## begin PROVIDED ENTRIES

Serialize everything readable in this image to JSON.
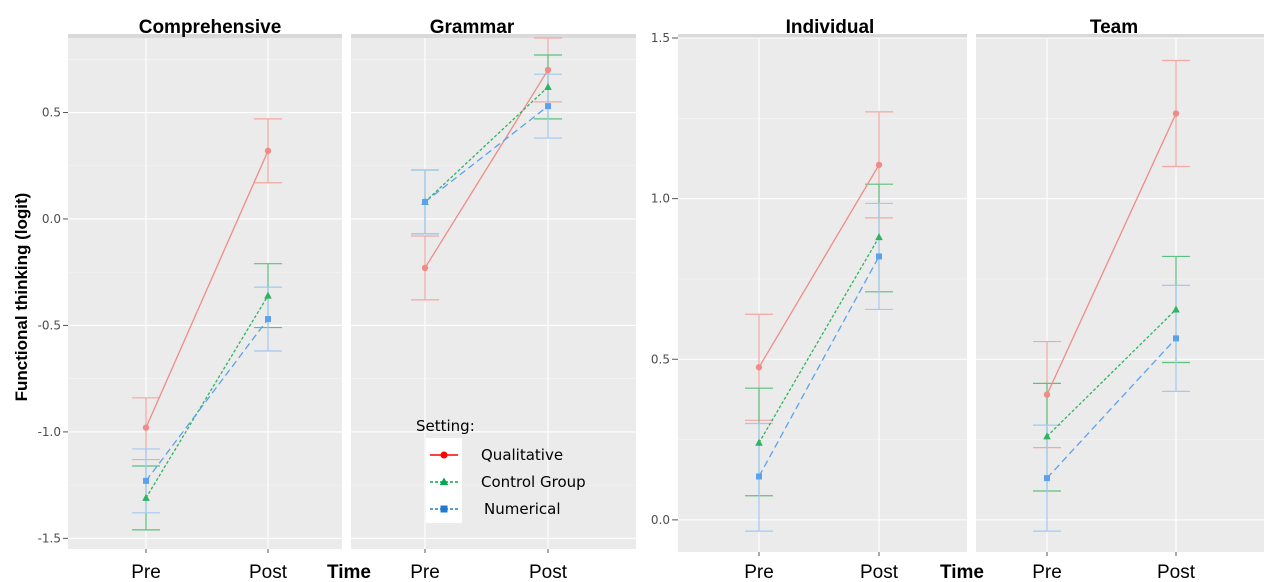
{
  "ylabel": "Functional thinking (logit)",
  "xlabel": "Time",
  "legend": {
    "title": "Setting:",
    "entries": [
      {
        "name": "Qualitative",
        "color": "#ff0000",
        "line": "solid",
        "shape": "circle"
      },
      {
        "name": "Control Group",
        "color": "#00a84f",
        "line": "dashed",
        "shape": "triangle"
      },
      {
        "name": "Numerical",
        "color": "#1f7ad6",
        "line": "dashed",
        "shape": "square"
      }
    ]
  },
  "series_colors": {
    "Qualitative": "#ef8c86",
    "Control Group": "#2fb361",
    "Numerical": "#5aa2ee"
  },
  "errorbar_colors": {
    "Qualitative": "#f3a8a2",
    "Control Group": "#5cc07f",
    "Numerical": "#a4c8f2"
  },
  "chart_data": [
    {
      "type": "line",
      "title": "Comprehensive",
      "categories": [
        "Pre",
        "Post"
      ],
      "yticks": [
        -1.5,
        -1.0,
        -0.5,
        0.0,
        0.5
      ],
      "ytick_labels": [
        "-1.5",
        "-1.0",
        "-0.5",
        "0.0",
        "0.5"
      ],
      "ylim": [
        -1.55,
        0.85
      ],
      "series": [
        {
          "name": "Qualitative",
          "values": [
            -0.98,
            0.32
          ],
          "lower": [
            -1.13,
            0.17
          ],
          "upper": [
            -0.84,
            0.47
          ]
        },
        {
          "name": "Control Group",
          "values": [
            -1.31,
            -0.36
          ],
          "lower": [
            -1.46,
            -0.51
          ],
          "upper": [
            -1.16,
            -0.21
          ]
        },
        {
          "name": "Numerical",
          "values": [
            -1.23,
            -0.47
          ],
          "lower": [
            -1.38,
            -0.62
          ],
          "upper": [
            -1.08,
            -0.32
          ]
        }
      ]
    },
    {
      "type": "line",
      "title": "Grammar",
      "categories": [
        "Pre",
        "Post"
      ],
      "ylim": [
        -1.55,
        0.85
      ],
      "series": [
        {
          "name": "Qualitative",
          "values": [
            -0.23,
            0.7
          ],
          "lower": [
            -0.38,
            0.55
          ],
          "upper": [
            -0.08,
            0.85
          ]
        },
        {
          "name": "Control Group",
          "values": [
            0.08,
            0.62
          ],
          "lower": [
            -0.07,
            0.47
          ],
          "upper": [
            0.23,
            0.77
          ]
        },
        {
          "name": "Numerical",
          "values": [
            0.08,
            0.53
          ],
          "lower": [
            -0.07,
            0.38
          ],
          "upper": [
            0.23,
            0.68
          ]
        }
      ]
    },
    {
      "type": "line",
      "title": "Individual",
      "categories": [
        "Pre",
        "Post"
      ],
      "yticks": [
        0.0,
        0.5,
        1.0,
        1.5
      ],
      "ytick_labels": [
        "0.0",
        "0.5",
        "1.0",
        "1.5"
      ],
      "ylim": [
        -0.1,
        1.5
      ],
      "series": [
        {
          "name": "Qualitative",
          "values": [
            0.475,
            1.105
          ],
          "lower": [
            0.31,
            0.94
          ],
          "upper": [
            0.64,
            1.27
          ]
        },
        {
          "name": "Control Group",
          "values": [
            0.24,
            0.88
          ],
          "lower": [
            0.075,
            0.71
          ],
          "upper": [
            0.41,
            1.045
          ]
        },
        {
          "name": "Numerical",
          "values": [
            0.135,
            0.82
          ],
          "lower": [
            -0.035,
            0.655
          ],
          "upper": [
            0.3,
            0.985
          ]
        }
      ]
    },
    {
      "type": "line",
      "title": "Team",
      "categories": [
        "Pre",
        "Post"
      ],
      "ylim": [
        -0.1,
        1.5
      ],
      "series": [
        {
          "name": "Qualitative",
          "values": [
            0.39,
            1.265
          ],
          "lower": [
            0.225,
            1.1
          ],
          "upper": [
            0.555,
            1.43
          ]
        },
        {
          "name": "Control Group",
          "values": [
            0.26,
            0.655
          ],
          "lower": [
            0.09,
            0.49
          ],
          "upper": [
            0.425,
            0.82
          ]
        },
        {
          "name": "Numerical",
          "values": [
            0.13,
            0.565
          ],
          "lower": [
            -0.035,
            0.4
          ],
          "upper": [
            0.295,
            0.73
          ]
        }
      ]
    }
  ]
}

## end PROVIDED ENTRIES

[REQUIREMENT]
Repeat the entries exactly and keep the pictures out of the copy.

[CORRECT ANSWER]
Serialize everything readable in this image to JSON.
{
  "ylabel": "Functional thinking (logit)",
  "xlabel": "Time",
  "legend": {
    "title": "Setting:",
    "entries": [
      {
        "name": "Qualitative",
        "color": "#ff0000",
        "line": "solid",
        "shape": "circle"
      },
      {
        "name": "Control Group",
        "color": "#00a84f",
        "line": "dashed",
        "shape": "triangle"
      },
      {
        "name": "Numerical",
        "color": "#1f7ad6",
        "line": "dashed",
        "shape": "square"
      }
    ]
  },
  "series_colors": {
    "Qualitative": "#ef8c86",
    "Control Group": "#2fb361",
    "Numerical": "#5aa2ee"
  },
  "errorbar_colors": {
    "Qualitative": "#f3a8a2",
    "Control Group": "#5cc07f",
    "Numerical": "#a4c8f2"
  },
  "chart_data": [
    {
      "type": "line",
      "title": "Comprehensive",
      "categories": [
        "Pre",
        "Post"
      ],
      "yticks": [
        -1.5,
        -1.0,
        -0.5,
        0.0,
        0.5
      ],
      "ytick_labels": [
        "-1.5",
        "-1.0",
        "-0.5",
        "0.0",
        "0.5"
      ],
      "ylim": [
        -1.55,
        0.85
      ],
      "series": [
        {
          "name": "Qualitative",
          "values": [
            -0.98,
            0.32
          ],
          "lower": [
            -1.13,
            0.17
          ],
          "upper": [
            -0.84,
            0.47
          ]
        },
        {
          "name": "Control Group",
          "values": [
            -1.31,
            -0.36
          ],
          "lower": [
            -1.46,
            -0.51
          ],
          "upper": [
            -1.16,
            -0.21
          ]
        },
        {
          "name": "Numerical",
          "values": [
            -1.23,
            -0.47
          ],
          "lower": [
            -1.38,
            -0.62
          ],
          "upper": [
            -1.08,
            -0.32
          ]
        }
      ]
    },
    {
      "type": "line",
      "title": "Grammar",
      "categories": [
        "Pre",
        "Post"
      ],
      "ylim": [
        -1.55,
        0.85
      ],
      "series": [
        {
          "name": "Qualitative",
          "values": [
            -0.23,
            0.7
          ],
          "lower": [
            -0.38,
            0.55
          ],
          "upper": [
            -0.08,
            0.85
          ]
        },
        {
          "name": "Control Group",
          "values": [
            0.08,
            0.62
          ],
          "lower": [
            -0.07,
            0.47
          ],
          "upper": [
            0.23,
            0.77
          ]
        },
        {
          "name": "Numerical",
          "values": [
            0.08,
            0.53
          ],
          "lower": [
            -0.07,
            0.38
          ],
          "upper": [
            0.23,
            0.68
          ]
        }
      ]
    },
    {
      "type": "line",
      "title": "Individual",
      "categories": [
        "Pre",
        "Post"
      ],
      "yticks": [
        0.0,
        0.5,
        1.0,
        1.5
      ],
      "ytick_labels": [
        "0.0",
        "0.5",
        "1.0",
        "1.5"
      ],
      "ylim": [
        -0.1,
        1.5
      ],
      "series": [
        {
          "name": "Qualitative",
          "values": [
            0.475,
            1.105
          ],
          "lower": [
            0.31,
            0.94
          ],
          "upper": [
            0.64,
            1.27
          ]
        },
        {
          "name": "Control Group",
          "values": [
            0.24,
            0.88
          ],
          "lower": [
            0.075,
            0.71
          ],
          "upper": [
            0.41,
            1.045
          ]
        },
        {
          "name": "Numerical",
          "values": [
            0.135,
            0.82
          ],
          "lower": [
            -0.035,
            0.655
          ],
          "upper": [
            0.3,
            0.985
          ]
        }
      ]
    },
    {
      "type": "line",
      "title": "Team",
      "categories": [
        "Pre",
        "Post"
      ],
      "ylim": [
        -0.1,
        1.5
      ],
      "series": [
        {
          "name": "Qualitative",
          "values": [
            0.39,
            1.265
          ],
          "lower": [
            0.225,
            1.1
          ],
          "upper": [
            0.555,
            1.43
          ]
        },
        {
          "name": "Control Group",
          "values": [
            0.26,
            0.655
          ],
          "lower": [
            0.09,
            0.49
          ],
          "upper": [
            0.425,
            0.82
          ]
        },
        {
          "name": "Numerical",
          "values": [
            0.13,
            0.565
          ],
          "lower": [
            -0.035,
            0.4
          ],
          "upper": [
            0.295,
            0.73
          ]
        }
      ]
    }
  ]
}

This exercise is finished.